Aim of the task:
"compose" appears in how many lines of the entries? State only the number.

Data in this exercise:
_ _ _
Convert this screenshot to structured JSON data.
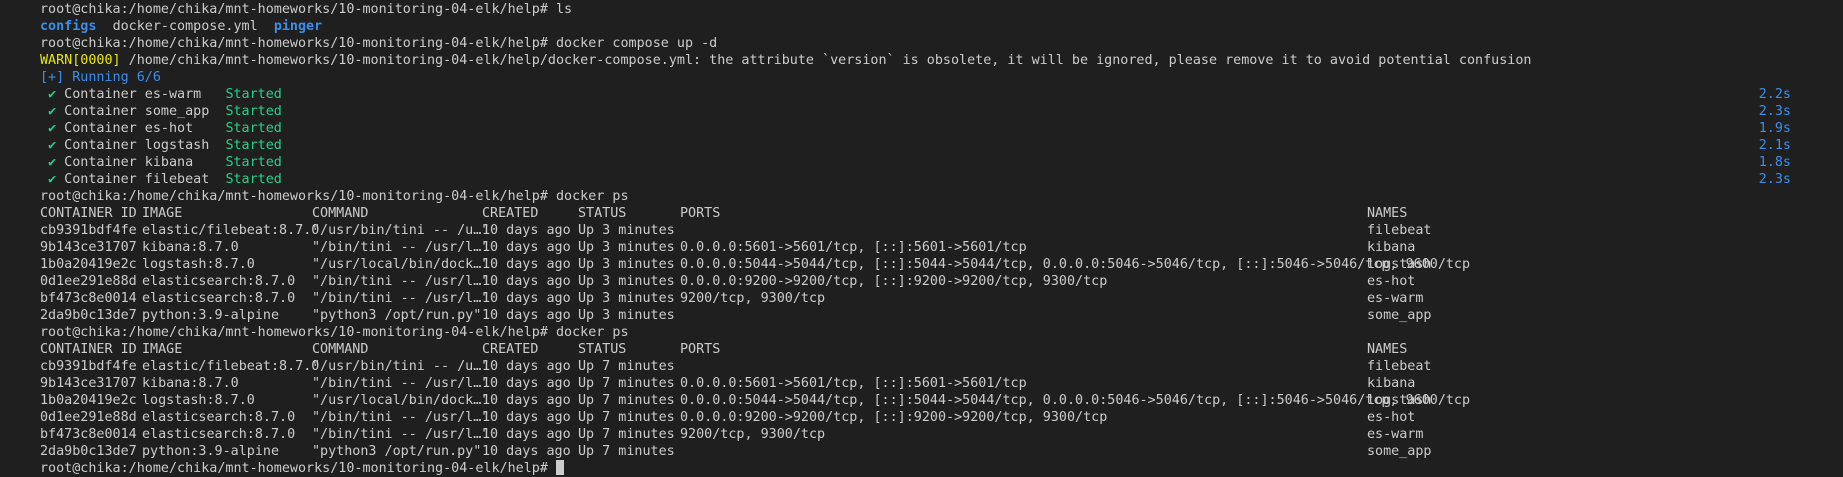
{
  "colors": {
    "background": "#1f1f1f",
    "text": "#cccccc",
    "dir": "#3b8eea",
    "started": "#23d18b",
    "warn": "#e5e510",
    "running": "#3b8eea"
  },
  "prompt": "root@chika:/home/chika/mnt-homeworks/10-monitoring-04-elk/help#",
  "cmd_ls": " ls",
  "ls_output": {
    "dir1": "configs",
    "file1": "docker-compose.yml",
    "dir2": "pinger"
  },
  "cmd_up": " docker compose up -d",
  "warn": {
    "tag": "WARN[0000]",
    "text": " /home/chika/mnt-homeworks/10-monitoring-04-elk/help/docker-compose.yml: the attribute `version` is obsolete, it will be ignored, please remove it to avoid potential confusion"
  },
  "running": "[+] Running 6/6",
  "containers_started": [
    {
      "prefix": " ✔ Container es-warm   ",
      "status": "Started",
      "time": "2.2s"
    },
    {
      "prefix": " ✔ Container some_app  ",
      "status": "Started",
      "time": "2.3s"
    },
    {
      "prefix": " ✔ Container es-hot    ",
      "status": "Started",
      "time": "1.9s"
    },
    {
      "prefix": " ✔ Container logstash  ",
      "status": "Started",
      "time": "2.1s"
    },
    {
      "prefix": " ✔ Container kibana    ",
      "status": "Started",
      "time": "1.8s"
    },
    {
      "prefix": " ✔ Container filebeat  ",
      "status": "Started",
      "time": "2.3s"
    }
  ],
  "cmd_ps": " docker ps",
  "ps_headers": [
    "CONTAINER ID",
    "IMAGE",
    "COMMAND",
    "CREATED",
    "STATUS",
    "PORTS",
    "NAMES"
  ],
  "ps_table_1": [
    [
      "cb9391bdf4fe",
      "elastic/filebeat:8.7.0",
      "\"/usr/bin/tini -- /u…\"",
      "10 days ago",
      "Up 3 minutes",
      "",
      "filebeat"
    ],
    [
      "9b143ce31707",
      "kibana:8.7.0",
      "\"/bin/tini -- /usr/l…\"",
      "10 days ago",
      "Up 3 minutes",
      "0.0.0.0:5601->5601/tcp, [::]:5601->5601/tcp",
      "kibana"
    ],
    [
      "1b0a20419e2c",
      "logstash:8.7.0",
      "\"/usr/local/bin/dock…\"",
      "10 days ago",
      "Up 3 minutes",
      "0.0.0.0:5044->5044/tcp, [::]:5044->5044/tcp, 0.0.0.0:5046->5046/tcp, [::]:5046->5046/tcp, 9600/tcp",
      "logstash"
    ],
    [
      "0d1ee291e88d",
      "elasticsearch:8.7.0",
      "\"/bin/tini -- /usr/l…\"",
      "10 days ago",
      "Up 3 minutes",
      "0.0.0.0:9200->9200/tcp, [::]:9200->9200/tcp, 9300/tcp",
      "es-hot"
    ],
    [
      "bf473c8e0014",
      "elasticsearch:8.7.0",
      "\"/bin/tini -- /usr/l…\"",
      "10 days ago",
      "Up 3 minutes",
      "9200/tcp, 9300/tcp",
      "es-warm"
    ],
    [
      "2da9b0c13de7",
      "python:3.9-alpine",
      "\"python3 /opt/run.py\"",
      "10 days ago",
      "Up 3 minutes",
      "",
      "some_app"
    ]
  ],
  "ps_table_2": [
    [
      "cb9391bdf4fe",
      "elastic/filebeat:8.7.0",
      "\"/usr/bin/tini -- /u…\"",
      "10 days ago",
      "Up 7 minutes",
      "",
      "filebeat"
    ],
    [
      "9b143ce31707",
      "kibana:8.7.0",
      "\"/bin/tini -- /usr/l…\"",
      "10 days ago",
      "Up 7 minutes",
      "0.0.0.0:5601->5601/tcp, [::]:5601->5601/tcp",
      "kibana"
    ],
    [
      "1b0a20419e2c",
      "logstash:8.7.0",
      "\"/usr/local/bin/dock…\"",
      "10 days ago",
      "Up 7 minutes",
      "0.0.0.0:5044->5044/tcp, [::]:5044->5044/tcp, 0.0.0.0:5046->5046/tcp, [::]:5046->5046/tcp, 9600/tcp",
      "logstash"
    ],
    [
      "0d1ee291e88d",
      "elasticsearch:8.7.0",
      "\"/bin/tini -- /usr/l…\"",
      "10 days ago",
      "Up 7 minutes",
      "0.0.0.0:9200->9200/tcp, [::]:9200->9200/tcp, 9300/tcp",
      "es-hot"
    ],
    [
      "bf473c8e0014",
      "elasticsearch:8.7.0",
      "\"/bin/tini -- /usr/l…\"",
      "10 days ago",
      "Up 7 minutes",
      "9200/tcp, 9300/tcp",
      "es-warm"
    ],
    [
      "2da9b0c13de7",
      "python:3.9-alpine",
      "\"python3 /opt/run.py\"",
      "10 days ago",
      "Up 7 minutes",
      "",
      "some_app"
    ]
  ]
}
_ _ _
Complete answer:
3